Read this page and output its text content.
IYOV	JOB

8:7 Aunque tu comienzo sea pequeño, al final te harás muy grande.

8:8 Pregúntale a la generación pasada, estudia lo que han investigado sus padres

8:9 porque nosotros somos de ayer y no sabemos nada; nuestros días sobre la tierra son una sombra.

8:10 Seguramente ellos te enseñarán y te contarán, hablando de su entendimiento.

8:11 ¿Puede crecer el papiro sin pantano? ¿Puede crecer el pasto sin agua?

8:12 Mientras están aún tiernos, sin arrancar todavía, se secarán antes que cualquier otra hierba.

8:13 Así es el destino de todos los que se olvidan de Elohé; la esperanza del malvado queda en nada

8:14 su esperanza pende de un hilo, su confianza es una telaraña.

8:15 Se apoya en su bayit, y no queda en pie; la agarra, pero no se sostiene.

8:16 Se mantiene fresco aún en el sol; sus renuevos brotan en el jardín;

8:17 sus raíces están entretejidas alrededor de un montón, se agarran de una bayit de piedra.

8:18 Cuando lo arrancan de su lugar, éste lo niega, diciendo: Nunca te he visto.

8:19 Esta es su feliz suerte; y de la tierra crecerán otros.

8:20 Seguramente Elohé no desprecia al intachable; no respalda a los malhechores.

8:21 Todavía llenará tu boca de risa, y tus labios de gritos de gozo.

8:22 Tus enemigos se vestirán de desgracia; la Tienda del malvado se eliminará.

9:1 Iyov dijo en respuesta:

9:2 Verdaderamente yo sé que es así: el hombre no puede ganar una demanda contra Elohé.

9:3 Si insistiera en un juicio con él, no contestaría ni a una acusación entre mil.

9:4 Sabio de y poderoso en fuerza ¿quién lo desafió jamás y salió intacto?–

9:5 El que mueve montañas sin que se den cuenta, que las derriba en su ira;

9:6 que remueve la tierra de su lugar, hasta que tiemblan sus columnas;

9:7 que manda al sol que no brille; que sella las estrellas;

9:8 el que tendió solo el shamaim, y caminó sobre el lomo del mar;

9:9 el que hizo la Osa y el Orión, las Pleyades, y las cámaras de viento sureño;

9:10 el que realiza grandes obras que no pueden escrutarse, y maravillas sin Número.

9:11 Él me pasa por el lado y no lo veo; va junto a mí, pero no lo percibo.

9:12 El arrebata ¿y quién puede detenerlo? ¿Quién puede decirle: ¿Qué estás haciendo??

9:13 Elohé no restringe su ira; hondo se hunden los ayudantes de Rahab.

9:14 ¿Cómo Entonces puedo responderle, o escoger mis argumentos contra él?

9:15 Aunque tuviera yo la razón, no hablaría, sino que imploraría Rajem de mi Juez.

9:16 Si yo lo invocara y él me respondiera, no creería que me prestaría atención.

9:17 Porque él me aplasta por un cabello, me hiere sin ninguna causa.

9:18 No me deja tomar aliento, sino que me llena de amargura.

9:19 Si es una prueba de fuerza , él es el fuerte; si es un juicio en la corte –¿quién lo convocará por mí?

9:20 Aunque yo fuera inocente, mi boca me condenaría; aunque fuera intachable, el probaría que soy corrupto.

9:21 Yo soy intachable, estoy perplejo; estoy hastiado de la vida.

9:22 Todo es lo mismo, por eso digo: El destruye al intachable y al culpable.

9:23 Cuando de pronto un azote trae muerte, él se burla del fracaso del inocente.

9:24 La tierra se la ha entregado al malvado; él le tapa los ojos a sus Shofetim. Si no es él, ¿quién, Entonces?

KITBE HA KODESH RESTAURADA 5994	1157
..........
THE TASK =>
Produce an exact copy of all the records.

EXERCISE ANSWER =>
Read this page and output its text content.
IYOV	JOB

8:7 Aunque tu comienzo sea pequeño, al final te harás muy grande.

8:8 Pregúntale a la generación pasada, estudia lo que han investigado sus padres

8:9 porque nosotros somos de ayer y no sabemos nada; nuestros días sobre la tierra son una sombra.

8:10 Seguramente ellos te enseñarán y te contarán, hablando de su entendimiento.

8:11 ¿Puede crecer el papiro sin pantano? ¿Puede crecer el pasto sin agua?

8:12 Mientras están aún tiernos, sin arrancar todavía, se secarán antes que cualquier otra hierba.

8:13 Así es el destino de todos los que se olvidan de Elohé; la esperanza del malvado queda en nada

8:14 su esperanza pende de un hilo, su confianza es una telaraña.

8:15 Se apoya en su bayit, y no queda en pie; la agarra, pero no se sostiene.

8:16 Se mantiene fresco aún en el sol; sus renuevos brotan en el jardín;

8:17 sus raíces están entretejidas alrededor de un montón, se agarran de una bayit de piedra.

8:18 Cuando lo arrancan de su lugar, éste lo niega, diciendo: Nunca te he visto.

8:19 Esta es su feliz suerte; y de la tierra crecerán otros.

8:20 Seguramente Elohé no desprecia al intachable; no respalda a los malhechores.

8:21 Todavía llenará tu boca de risa, y tus labios de gritos de gozo.

8:22 Tus enemigos se vestirán de desgracia; la Tienda del malvado se eliminará.

9:1 Iyov dijo en respuesta:

9:2 Verdaderamente yo sé que es así: el hombre no puede ganar una demanda contra Elohé.

9:3 Si insistiera en un juicio con él, no contestaría ni a una acusación entre mil.

9:4 Sabio de y poderoso en fuerza ¿quién lo desafió jamás y salió intacto?–

9:5 El que mueve montañas sin que se den cuenta, que las derriba en su ira;

9:6 que remueve la tierra de su lugar, hasta que tiemblan sus columnas;

9:7 que manda al sol que no brille; que sella las estrellas;

9:8 el que tendió solo el shamaim, y caminó sobre el lomo del mar;

9:9 el que hizo la Osa y el Orión, las Pleyades, y las cámaras de viento sureño;

9:10 el que realiza grandes obras que no pueden escrutarse, y maravillas sin Número.

9:11 Él me pasa por el lado y no lo veo; va junto a mí, pero no lo percibo.

9:12 El arrebata ¿y quién puede detenerlo? ¿Quién puede decirle: ¿Qué estás haciendo??

9:13 Elohé no restringe su ira; hondo se hunden los ayudantes de Rahab.

9:14 ¿Cómo Entonces puedo responderle, o escoger mis argumentos contra él?

9:15 Aunque tuviera yo la razón, no hablaría, sino que imploraría Rajem de mi Juez.

9:16 Si yo lo invocara y él me respondiera, no creería que me prestaría atención.

9:17 Porque él me aplasta por un cabello, me hiere sin ninguna causa.

9:18 No me deja tomar aliento, sino que me llena de amargura.

9:19 Si es una prueba de fuerza , él es el fuerte; si es un juicio en la corte –¿quién lo convocará por mí?

9:20 Aunque yo fuera inocente, mi boca me condenaría; aunque fuera intachable, el probaría que soy corrupto.

9:21 Yo soy intachable, estoy perplejo; estoy hastiado de la vida.

9:22 Todo es lo mismo, por eso digo: El destruye al intachable y al culpable.

9:23 Cuando de pronto un azote trae muerte, él se burla del fracaso del inocente.

9:24 La tierra se la ha entregado al malvado; él le tapa los ojos a sus Shofetim. Si no es él, ¿quién, Entonces?

KITBE HA KODESH RESTAURADA 5994	1157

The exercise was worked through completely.